Rewrite all of the records below, changing every "chevron-right-icon" to "arrow-right-icon" and leaving everything else as it is.

+++ DATA FOR THE TASK

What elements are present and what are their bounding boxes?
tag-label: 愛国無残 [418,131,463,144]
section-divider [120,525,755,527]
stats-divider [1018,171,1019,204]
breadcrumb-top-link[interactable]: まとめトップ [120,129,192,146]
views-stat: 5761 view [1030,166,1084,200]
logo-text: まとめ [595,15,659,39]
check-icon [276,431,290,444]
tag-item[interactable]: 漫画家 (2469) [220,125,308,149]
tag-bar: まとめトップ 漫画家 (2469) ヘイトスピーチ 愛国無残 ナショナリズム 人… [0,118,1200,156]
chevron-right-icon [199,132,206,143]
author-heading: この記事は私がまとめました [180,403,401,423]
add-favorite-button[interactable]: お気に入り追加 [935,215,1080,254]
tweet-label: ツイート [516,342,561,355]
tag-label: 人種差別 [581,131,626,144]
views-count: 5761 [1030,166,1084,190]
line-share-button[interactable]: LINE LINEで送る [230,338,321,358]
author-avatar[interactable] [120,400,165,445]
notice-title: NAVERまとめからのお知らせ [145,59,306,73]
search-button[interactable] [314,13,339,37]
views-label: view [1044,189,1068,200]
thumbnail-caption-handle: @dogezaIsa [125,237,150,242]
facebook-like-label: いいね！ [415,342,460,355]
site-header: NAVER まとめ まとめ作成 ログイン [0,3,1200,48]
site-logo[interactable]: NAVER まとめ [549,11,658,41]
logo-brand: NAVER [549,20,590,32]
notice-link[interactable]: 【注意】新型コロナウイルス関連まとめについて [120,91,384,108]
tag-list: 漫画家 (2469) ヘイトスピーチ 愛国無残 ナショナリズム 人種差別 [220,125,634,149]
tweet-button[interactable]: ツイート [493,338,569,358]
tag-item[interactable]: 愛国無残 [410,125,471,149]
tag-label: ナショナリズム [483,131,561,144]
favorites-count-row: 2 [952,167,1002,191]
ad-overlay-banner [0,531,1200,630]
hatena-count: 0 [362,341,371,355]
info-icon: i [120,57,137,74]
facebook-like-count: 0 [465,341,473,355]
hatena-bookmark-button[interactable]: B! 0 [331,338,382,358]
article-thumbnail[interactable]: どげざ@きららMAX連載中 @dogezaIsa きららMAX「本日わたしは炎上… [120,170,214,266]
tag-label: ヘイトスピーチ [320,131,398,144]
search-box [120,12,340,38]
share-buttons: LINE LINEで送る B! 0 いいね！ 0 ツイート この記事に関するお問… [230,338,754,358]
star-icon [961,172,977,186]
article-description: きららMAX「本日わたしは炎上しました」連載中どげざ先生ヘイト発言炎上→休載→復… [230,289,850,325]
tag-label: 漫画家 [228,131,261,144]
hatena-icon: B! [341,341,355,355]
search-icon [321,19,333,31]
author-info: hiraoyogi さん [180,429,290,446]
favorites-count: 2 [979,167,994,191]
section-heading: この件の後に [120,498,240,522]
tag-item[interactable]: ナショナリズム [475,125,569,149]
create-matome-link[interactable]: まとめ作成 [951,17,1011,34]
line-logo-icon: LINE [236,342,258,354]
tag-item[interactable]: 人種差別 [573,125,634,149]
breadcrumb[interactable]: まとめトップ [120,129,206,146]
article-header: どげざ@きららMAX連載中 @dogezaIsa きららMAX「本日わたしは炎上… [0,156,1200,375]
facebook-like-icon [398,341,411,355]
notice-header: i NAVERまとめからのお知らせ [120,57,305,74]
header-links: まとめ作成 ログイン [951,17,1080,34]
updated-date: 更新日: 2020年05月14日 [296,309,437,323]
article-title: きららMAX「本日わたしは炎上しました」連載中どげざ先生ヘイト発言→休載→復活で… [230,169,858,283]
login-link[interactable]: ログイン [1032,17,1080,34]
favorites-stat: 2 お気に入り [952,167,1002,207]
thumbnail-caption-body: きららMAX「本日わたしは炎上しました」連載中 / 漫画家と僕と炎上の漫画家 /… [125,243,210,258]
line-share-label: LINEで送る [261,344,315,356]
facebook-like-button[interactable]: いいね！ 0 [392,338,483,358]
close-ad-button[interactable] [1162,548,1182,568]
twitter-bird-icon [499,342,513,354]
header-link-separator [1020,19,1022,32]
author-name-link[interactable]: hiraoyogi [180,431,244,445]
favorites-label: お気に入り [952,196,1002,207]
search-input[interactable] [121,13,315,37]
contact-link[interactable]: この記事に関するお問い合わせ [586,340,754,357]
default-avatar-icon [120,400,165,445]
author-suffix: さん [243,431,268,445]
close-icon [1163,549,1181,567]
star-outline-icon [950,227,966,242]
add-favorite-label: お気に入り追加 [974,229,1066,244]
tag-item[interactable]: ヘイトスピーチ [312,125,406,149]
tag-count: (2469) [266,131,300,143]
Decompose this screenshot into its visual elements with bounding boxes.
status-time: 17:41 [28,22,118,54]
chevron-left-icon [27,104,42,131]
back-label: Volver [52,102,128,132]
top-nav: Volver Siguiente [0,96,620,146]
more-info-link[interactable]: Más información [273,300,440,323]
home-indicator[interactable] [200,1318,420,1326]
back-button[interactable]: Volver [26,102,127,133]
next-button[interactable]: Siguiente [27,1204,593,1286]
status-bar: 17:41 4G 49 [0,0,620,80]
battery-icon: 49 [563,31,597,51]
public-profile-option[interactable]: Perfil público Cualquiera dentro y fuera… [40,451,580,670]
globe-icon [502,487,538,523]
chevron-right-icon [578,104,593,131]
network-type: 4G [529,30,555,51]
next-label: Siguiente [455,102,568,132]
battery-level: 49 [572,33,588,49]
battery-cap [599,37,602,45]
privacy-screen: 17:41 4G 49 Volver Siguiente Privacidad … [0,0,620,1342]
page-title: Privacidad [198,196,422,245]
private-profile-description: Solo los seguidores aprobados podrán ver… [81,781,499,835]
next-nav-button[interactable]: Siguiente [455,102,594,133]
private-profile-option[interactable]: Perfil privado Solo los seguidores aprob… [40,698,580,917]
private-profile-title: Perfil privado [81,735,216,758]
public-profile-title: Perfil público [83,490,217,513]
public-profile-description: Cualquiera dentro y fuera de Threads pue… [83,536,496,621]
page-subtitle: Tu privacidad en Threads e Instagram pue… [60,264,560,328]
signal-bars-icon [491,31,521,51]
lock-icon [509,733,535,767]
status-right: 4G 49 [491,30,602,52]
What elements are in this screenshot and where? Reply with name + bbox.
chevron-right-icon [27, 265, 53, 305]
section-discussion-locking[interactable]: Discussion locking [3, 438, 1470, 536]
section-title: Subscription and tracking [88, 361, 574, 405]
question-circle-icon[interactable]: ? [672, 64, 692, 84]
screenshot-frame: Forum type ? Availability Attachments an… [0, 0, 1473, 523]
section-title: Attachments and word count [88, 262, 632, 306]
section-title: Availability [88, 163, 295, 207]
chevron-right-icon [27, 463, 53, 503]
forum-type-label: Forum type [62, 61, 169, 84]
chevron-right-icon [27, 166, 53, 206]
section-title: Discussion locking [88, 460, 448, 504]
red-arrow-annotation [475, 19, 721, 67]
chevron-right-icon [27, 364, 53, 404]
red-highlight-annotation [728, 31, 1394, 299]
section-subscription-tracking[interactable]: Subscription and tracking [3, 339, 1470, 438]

++++++

→ **OUTPUT OF THE TASK**:
What elements are present and what are their bounding boxes?
tag-label: 愛国無残 [418,131,463,144]
section-divider [120,525,755,527]
stats-divider [1018,171,1019,204]
breadcrumb-top-link[interactable]: まとめトップ [120,129,192,146]
views-stat: 5761 view [1030,166,1084,200]
logo-text: まとめ [595,15,659,39]
check-icon [276,431,290,444]
tag-item[interactable]: 漫画家 (2469) [220,125,308,149]
tag-bar: まとめトップ 漫画家 (2469) ヘイトスピーチ 愛国無残 ナショナリズム 人… [0,118,1200,156]
arrow-right-icon [199,132,206,143]
author-heading: この記事は私がまとめました [180,403,401,423]
add-favorite-button[interactable]: お気に入り追加 [935,215,1080,254]
tweet-label: ツイート [516,342,561,355]
tag-label: 人種差別 [581,131,626,144]
views-count: 5761 [1030,166,1084,190]
line-share-button[interactable]: LINE LINEで送る [230,338,321,358]
author-avatar[interactable] [120,400,165,445]
notice-title: NAVERまとめからのお知らせ [145,59,306,73]
search-button[interactable] [314,13,339,37]
views-label: view [1044,189,1068,200]
thumbnail-caption-handle: @dogezaIsa [125,237,150,242]
facebook-like-label: いいね！ [415,342,460,355]
site-header: NAVER まとめ まとめ作成 ログイン [0,3,1200,48]
site-logo[interactable]: NAVER まとめ [549,11,658,41]
logo-brand: NAVER [549,20,590,32]
notice-link[interactable]: 【注意】新型コロナウイルス関連まとめについて [120,91,384,108]
tag-list: 漫画家 (2469) ヘイトスピーチ 愛国無残 ナショナリズム 人種差別 [220,125,634,149]
tweet-button[interactable]: ツイート [493,338,569,358]
tag-item[interactable]: 愛国無残 [410,125,471,149]
tag-label: ナショナリズム [483,131,561,144]
favorites-count-row: 2 [952,167,1002,191]
ad-overlay-banner [0,531,1200,630]
hatena-count: 0 [362,341,371,355]
info-icon: i [120,57,137,74]
facebook-like-count: 0 [465,341,473,355]
hatena-bookmark-button[interactable]: B! 0 [331,338,382,358]
article-thumbnail[interactable]: どげざ@きららMAX連載中 @dogezaIsa きららMAX「本日わたしは炎上… [120,170,214,266]
tag-label: ヘイトスピーチ [320,131,398,144]
search-box [120,12,340,38]
share-buttons: LINE LINEで送る B! 0 いいね！ 0 ツイート この記事に関するお問… [230,338,754,358]
star-icon [961,172,977,186]
article-description: きららMAX「本日わたしは炎上しました」連載中どげざ先生ヘイト発言炎上→休載→復… [230,289,850,325]
tag-label: 漫画家 [228,131,261,144]
hatena-icon: B! [341,341,355,355]
search-icon [321,19,333,31]
author-info: hiraoyogi さん [180,429,290,446]
favorites-count: 2 [979,167,994,191]
section-heading: この件の後に [120,498,240,522]
tag-item[interactable]: ナショナリズム [475,125,569,149]
create-matome-link[interactable]: まとめ作成 [951,17,1011,34]
line-logo-icon: LINE [236,342,258,354]
tag-item[interactable]: 人種差別 [573,125,634,149]
breadcrumb[interactable]: まとめトップ [120,129,206,146]
article-header: どげざ@きららMAX連載中 @dogezaIsa きららMAX「本日わたしは炎上… [0,156,1200,375]
facebook-like-icon [398,341,411,355]
notice-header: i NAVERまとめからのお知らせ [120,57,305,74]
header-links: まとめ作成 ログイン [951,17,1080,34]
updated-date: 更新日: 2020年05月14日 [296,309,437,323]
article-title: きららMAX「本日わたしは炎上しました」連載中どげざ先生ヘイト発言→休載→復活で… [230,169,858,283]
login-link[interactable]: ログイン [1032,17,1080,34]
favorites-stat: 2 お気に入り [952,167,1002,207]
thumbnail-caption-body: きららMAX「本日わたしは炎上しました」連載中 / 漫画家と僕と炎上の漫画家 /… [125,243,210,258]
line-share-label: LINEで送る [261,344,315,356]
facebook-like-button[interactable]: いいね！ 0 [392,338,483,358]
close-ad-button[interactable] [1162,548,1182,568]
twitter-bird-icon [499,342,513,354]
header-link-separator [1020,19,1022,32]
author-name-link[interactable]: hiraoyogi [180,431,244,445]
favorites-label: お気に入り [952,196,1002,207]
search-input[interactable] [121,13,315,37]
contact-link[interactable]: この記事に関するお問い合わせ [586,340,754,357]
default-avatar-icon [120,400,165,445]
author-suffix: さん [243,431,268,445]
close-icon [1163,549,1181,567]
star-outline-icon [950,227,966,242]
add-favorite-label: お気に入り追加 [974,229,1066,244]
tag-item[interactable]: ヘイトスピーチ [312,125,406,149]
tag-count: (2469) [266,131,300,143]
Decompose this screenshot into its visual elements with bounding boxes.
status-time: 17:41 [28,22,118,54]
chevron-left-icon [27,104,42,131]
back-label: Volver [52,102,128,132]
top-nav: Volver Siguiente [0,96,620,146]
more-info-link[interactable]: Más información [273,300,440,323]
home-indicator[interactable] [200,1318,420,1326]
back-button[interactable]: Volver [26,102,127,133]
next-button[interactable]: Siguiente [27,1204,593,1286]
status-bar: 17:41 4G 49 [0,0,620,80]
battery-icon: 49 [563,31,597,51]
public-profile-option[interactable]: Perfil público Cualquiera dentro y fuera… [40,451,580,670]
globe-icon [502,487,538,523]
arrow-right-icon [578,104,593,131]
network-type: 4G [529,30,555,51]
next-label: Siguiente [455,102,568,132]
battery-level: 49 [572,33,588,49]
battery-cap [599,37,602,45]
privacy-screen: 17:41 4G 49 Volver Siguiente Privacidad … [0,0,620,1342]
page-title: Privacidad [198,196,422,245]
private-profile-description: Solo los seguidores aprobados podrán ver… [81,781,499,835]
next-nav-button[interactable]: Siguiente [455,102,594,133]
private-profile-option[interactable]: Perfil privado Solo los seguidores aprob… [40,698,580,917]
private-profile-title: Perfil privado [81,735,216,758]
public-profile-title: Perfil público [83,490,217,513]
public-profile-description: Cualquiera dentro y fuera de Threads pue… [83,536,496,621]
page-subtitle: Tu privacidad en Threads e Instagram pue… [60,264,560,328]
signal-bars-icon [491,31,521,51]
lock-icon [509,733,535,767]
status-right: 4G 49 [491,30,602,52]
What elements are in this screenshot and where? Reply with name + bbox.
arrow-right-icon [27, 265, 53, 305]
section-discussion-locking[interactable]: Discussion locking [3, 438, 1470, 536]
section-title: Subscription and tracking [88, 361, 574, 405]
question-circle-icon[interactable]: ? [672, 64, 692, 84]
screenshot-frame: Forum type ? Availability Attachments an… [0, 0, 1473, 523]
section-title: Attachments and word count [88, 262, 632, 306]
section-title: Availability [88, 163, 295, 207]
arrow-right-icon [27, 463, 53, 503]
forum-type-label: Forum type [62, 61, 169, 84]
arrow-right-icon [27, 166, 53, 206]
section-title: Discussion locking [88, 460, 448, 504]
red-arrow-annotation [475, 19, 721, 67]
arrow-right-icon [27, 364, 53, 404]
red-highlight-annotation [728, 31, 1394, 299]
section-subscription-tracking[interactable]: Subscription and tracking [3, 339, 1470, 438]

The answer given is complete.